Determine which lines contain the word "block", then copy those lines.

─── EXTRACTED RECORDS ───

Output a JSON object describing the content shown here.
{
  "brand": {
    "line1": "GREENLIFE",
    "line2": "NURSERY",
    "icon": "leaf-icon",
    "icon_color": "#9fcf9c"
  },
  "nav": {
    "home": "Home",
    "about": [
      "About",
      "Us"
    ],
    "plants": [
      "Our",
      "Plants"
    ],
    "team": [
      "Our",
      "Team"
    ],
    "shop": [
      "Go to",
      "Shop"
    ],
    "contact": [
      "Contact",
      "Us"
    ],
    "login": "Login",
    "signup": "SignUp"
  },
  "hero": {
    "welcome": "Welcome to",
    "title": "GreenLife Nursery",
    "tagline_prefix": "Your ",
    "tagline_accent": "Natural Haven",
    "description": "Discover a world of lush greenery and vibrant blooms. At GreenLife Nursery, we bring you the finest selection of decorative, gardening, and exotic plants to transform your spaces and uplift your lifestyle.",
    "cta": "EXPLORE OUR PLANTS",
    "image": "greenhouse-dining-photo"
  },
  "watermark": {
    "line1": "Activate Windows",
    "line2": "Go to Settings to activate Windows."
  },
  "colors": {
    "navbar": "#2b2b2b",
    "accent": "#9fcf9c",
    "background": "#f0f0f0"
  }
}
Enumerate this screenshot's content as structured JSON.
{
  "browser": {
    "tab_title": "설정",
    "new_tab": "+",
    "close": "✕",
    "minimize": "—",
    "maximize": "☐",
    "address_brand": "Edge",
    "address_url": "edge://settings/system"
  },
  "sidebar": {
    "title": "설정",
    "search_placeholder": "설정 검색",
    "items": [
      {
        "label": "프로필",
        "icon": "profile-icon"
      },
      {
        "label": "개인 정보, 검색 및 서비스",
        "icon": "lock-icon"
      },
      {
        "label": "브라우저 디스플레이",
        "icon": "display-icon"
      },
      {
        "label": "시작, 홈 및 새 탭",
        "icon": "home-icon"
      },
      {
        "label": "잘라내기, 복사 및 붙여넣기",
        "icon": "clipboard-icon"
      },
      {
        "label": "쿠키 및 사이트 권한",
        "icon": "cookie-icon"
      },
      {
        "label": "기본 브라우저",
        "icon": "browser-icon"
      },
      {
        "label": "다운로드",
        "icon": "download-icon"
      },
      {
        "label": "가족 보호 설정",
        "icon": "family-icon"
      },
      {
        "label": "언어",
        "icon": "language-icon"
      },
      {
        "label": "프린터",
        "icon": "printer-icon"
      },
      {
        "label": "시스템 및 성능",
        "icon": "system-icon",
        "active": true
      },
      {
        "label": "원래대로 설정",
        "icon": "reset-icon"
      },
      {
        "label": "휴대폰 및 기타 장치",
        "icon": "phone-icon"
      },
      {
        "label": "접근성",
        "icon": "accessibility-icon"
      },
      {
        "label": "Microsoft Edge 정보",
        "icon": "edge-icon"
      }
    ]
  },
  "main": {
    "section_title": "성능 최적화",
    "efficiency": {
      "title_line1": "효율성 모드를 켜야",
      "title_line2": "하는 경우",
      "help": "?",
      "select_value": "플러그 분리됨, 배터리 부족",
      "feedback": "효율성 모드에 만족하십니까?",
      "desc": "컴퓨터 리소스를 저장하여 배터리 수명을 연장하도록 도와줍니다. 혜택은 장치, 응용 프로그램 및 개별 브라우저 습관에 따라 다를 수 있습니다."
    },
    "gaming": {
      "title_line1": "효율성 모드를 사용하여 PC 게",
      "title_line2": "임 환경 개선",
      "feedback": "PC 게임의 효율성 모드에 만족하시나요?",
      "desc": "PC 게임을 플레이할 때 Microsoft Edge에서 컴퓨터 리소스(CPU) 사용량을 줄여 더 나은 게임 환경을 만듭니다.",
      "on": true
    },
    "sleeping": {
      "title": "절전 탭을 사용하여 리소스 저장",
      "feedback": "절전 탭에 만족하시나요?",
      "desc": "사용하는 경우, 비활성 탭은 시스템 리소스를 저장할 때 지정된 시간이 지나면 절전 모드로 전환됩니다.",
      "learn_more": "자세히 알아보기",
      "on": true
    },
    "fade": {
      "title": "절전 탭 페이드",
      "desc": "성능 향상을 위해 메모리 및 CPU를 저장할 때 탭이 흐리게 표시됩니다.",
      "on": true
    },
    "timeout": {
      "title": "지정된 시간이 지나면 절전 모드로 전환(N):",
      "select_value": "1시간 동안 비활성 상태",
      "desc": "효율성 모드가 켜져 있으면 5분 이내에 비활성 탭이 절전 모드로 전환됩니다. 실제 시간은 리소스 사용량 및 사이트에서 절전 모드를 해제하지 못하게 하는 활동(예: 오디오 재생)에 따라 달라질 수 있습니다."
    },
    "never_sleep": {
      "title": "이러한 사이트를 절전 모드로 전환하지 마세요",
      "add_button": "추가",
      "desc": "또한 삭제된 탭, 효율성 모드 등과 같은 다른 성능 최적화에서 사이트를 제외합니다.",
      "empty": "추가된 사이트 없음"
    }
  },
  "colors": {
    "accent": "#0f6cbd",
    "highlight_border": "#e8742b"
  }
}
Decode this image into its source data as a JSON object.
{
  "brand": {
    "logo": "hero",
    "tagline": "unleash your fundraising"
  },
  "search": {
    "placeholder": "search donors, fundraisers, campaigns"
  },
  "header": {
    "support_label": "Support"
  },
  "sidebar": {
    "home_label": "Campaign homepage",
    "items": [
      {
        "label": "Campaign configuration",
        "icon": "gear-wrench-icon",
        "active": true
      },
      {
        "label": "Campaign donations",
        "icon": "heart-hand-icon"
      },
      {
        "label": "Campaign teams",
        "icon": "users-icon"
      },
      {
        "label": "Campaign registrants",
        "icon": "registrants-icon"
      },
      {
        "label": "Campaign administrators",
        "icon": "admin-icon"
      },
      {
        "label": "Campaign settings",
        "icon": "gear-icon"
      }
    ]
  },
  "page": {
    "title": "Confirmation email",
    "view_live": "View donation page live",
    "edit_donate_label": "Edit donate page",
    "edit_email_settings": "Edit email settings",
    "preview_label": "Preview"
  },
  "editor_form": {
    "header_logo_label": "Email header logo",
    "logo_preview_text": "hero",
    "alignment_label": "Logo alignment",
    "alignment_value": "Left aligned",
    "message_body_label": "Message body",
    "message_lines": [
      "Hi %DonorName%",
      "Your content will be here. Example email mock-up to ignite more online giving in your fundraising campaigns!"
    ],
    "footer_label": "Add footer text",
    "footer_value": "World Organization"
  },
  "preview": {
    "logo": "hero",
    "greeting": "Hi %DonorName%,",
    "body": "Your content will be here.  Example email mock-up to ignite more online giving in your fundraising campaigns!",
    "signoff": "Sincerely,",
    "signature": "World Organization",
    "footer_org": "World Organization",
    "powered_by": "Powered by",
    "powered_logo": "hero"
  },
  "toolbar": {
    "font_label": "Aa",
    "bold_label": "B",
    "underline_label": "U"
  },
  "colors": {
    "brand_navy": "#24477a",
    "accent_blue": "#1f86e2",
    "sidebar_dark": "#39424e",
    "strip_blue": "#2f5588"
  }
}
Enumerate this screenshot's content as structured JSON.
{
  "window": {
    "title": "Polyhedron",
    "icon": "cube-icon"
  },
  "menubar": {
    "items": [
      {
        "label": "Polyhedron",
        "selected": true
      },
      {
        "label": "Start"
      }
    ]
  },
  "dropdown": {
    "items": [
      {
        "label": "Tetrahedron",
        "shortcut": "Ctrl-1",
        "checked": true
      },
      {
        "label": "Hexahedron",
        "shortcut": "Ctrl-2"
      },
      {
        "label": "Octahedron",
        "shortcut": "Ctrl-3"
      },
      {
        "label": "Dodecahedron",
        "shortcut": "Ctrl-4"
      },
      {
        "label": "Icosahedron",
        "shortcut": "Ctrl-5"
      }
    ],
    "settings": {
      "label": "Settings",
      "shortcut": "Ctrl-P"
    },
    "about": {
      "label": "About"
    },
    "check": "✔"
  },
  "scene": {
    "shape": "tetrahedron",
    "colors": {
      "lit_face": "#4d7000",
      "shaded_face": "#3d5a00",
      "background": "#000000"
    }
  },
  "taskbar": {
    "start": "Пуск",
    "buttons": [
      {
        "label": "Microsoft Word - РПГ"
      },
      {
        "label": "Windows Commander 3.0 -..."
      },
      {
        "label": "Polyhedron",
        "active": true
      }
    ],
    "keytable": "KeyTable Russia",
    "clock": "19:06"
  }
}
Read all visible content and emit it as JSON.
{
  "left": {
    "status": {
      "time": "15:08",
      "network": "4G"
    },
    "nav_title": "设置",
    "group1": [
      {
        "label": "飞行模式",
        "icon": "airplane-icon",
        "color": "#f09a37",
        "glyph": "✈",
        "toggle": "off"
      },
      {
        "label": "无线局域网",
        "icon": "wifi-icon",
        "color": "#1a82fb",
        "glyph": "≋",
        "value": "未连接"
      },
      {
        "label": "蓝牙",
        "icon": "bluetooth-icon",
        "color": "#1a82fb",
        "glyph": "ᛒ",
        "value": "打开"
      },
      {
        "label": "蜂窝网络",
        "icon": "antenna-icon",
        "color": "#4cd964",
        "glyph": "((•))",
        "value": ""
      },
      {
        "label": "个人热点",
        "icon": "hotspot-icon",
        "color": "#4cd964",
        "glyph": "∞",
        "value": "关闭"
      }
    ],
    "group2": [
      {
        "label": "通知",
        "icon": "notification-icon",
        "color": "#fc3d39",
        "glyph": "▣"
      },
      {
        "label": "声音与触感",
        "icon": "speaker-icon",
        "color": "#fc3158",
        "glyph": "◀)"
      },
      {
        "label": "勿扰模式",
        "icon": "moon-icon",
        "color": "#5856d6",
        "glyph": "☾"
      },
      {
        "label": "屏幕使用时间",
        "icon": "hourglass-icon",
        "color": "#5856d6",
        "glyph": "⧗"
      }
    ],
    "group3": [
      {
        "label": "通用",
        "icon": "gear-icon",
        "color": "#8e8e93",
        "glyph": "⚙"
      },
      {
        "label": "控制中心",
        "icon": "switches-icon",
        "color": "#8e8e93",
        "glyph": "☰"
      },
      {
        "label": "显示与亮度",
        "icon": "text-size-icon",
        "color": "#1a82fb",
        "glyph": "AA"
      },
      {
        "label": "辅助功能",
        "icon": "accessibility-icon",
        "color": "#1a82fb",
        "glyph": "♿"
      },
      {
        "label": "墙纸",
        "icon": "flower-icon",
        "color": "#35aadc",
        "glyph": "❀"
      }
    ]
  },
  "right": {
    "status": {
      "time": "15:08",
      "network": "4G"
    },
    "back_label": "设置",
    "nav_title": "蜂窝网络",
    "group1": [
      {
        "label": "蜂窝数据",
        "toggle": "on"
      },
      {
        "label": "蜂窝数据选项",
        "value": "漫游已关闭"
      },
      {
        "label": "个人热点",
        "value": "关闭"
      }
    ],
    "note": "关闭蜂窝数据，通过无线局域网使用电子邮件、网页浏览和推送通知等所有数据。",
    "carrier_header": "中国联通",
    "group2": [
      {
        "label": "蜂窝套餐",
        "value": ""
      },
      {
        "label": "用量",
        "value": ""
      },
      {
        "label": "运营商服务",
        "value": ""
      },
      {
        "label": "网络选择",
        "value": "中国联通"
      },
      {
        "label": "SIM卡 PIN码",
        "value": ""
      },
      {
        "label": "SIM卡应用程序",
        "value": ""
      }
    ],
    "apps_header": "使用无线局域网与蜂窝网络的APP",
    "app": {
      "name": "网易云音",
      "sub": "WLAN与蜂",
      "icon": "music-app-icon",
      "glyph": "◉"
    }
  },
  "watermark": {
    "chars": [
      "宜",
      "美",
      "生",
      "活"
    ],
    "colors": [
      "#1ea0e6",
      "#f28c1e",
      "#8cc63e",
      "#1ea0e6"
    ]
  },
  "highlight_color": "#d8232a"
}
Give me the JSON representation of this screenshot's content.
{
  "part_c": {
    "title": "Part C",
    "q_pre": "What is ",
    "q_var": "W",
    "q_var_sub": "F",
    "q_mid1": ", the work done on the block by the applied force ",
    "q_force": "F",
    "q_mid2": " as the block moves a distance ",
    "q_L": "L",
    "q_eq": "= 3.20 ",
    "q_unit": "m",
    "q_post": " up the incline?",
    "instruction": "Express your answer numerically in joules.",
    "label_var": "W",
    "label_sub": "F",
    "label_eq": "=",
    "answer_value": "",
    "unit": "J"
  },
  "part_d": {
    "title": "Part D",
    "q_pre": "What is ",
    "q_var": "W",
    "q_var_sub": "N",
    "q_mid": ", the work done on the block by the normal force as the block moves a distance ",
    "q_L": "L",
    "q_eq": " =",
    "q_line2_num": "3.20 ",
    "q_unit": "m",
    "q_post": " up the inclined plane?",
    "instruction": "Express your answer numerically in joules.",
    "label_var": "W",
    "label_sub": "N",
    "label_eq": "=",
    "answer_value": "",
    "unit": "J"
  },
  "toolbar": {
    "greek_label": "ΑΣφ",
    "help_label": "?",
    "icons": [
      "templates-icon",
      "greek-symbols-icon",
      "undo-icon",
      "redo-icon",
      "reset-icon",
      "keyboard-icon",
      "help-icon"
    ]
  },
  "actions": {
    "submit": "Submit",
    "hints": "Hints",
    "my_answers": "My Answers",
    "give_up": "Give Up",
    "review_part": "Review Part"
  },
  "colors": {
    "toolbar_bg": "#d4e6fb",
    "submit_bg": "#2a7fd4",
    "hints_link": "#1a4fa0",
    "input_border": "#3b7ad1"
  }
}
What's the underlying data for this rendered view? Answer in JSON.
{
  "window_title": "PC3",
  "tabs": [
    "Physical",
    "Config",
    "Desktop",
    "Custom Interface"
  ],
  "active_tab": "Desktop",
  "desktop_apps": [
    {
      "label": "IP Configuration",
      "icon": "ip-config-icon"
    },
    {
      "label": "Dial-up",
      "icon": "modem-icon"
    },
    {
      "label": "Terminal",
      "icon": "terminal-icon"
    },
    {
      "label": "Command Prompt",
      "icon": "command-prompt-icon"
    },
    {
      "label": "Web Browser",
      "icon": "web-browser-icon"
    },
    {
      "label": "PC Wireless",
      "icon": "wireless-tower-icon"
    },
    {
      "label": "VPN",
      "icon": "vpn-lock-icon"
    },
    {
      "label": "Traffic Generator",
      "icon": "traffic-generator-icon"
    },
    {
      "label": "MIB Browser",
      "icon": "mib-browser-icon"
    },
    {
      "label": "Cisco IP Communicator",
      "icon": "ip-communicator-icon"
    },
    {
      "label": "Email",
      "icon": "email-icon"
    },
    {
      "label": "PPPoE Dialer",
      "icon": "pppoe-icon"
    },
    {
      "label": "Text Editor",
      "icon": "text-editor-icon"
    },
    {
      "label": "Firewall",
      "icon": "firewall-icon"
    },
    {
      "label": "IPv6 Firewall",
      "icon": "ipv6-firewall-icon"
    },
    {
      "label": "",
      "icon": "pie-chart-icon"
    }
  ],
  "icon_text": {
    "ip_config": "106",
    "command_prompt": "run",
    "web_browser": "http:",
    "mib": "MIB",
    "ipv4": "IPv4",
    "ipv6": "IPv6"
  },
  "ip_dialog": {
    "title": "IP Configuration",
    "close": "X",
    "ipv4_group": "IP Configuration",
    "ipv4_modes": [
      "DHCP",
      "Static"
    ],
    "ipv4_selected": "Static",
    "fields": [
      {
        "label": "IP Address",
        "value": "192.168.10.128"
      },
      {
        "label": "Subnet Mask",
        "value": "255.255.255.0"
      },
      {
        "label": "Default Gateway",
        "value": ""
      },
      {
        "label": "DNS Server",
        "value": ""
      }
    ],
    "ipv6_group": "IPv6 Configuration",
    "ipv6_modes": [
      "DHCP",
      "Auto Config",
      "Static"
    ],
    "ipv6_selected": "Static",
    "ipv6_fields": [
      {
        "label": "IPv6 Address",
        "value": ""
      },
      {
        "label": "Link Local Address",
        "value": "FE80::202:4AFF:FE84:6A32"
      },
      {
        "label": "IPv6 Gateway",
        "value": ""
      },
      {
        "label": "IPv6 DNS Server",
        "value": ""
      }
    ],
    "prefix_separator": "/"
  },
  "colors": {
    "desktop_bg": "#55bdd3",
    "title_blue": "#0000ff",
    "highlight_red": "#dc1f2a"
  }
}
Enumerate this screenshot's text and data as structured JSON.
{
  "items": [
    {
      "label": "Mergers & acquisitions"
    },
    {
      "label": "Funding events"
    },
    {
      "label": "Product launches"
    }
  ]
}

───

• [WRITTEN RESPONSE]
    "q_mid1": ", the work done on the block by the applied force ",
    "q_mid2": " as the block moves a distance ",
    "q_mid": ", the work done on the block by the normal force as the block moves a distance ",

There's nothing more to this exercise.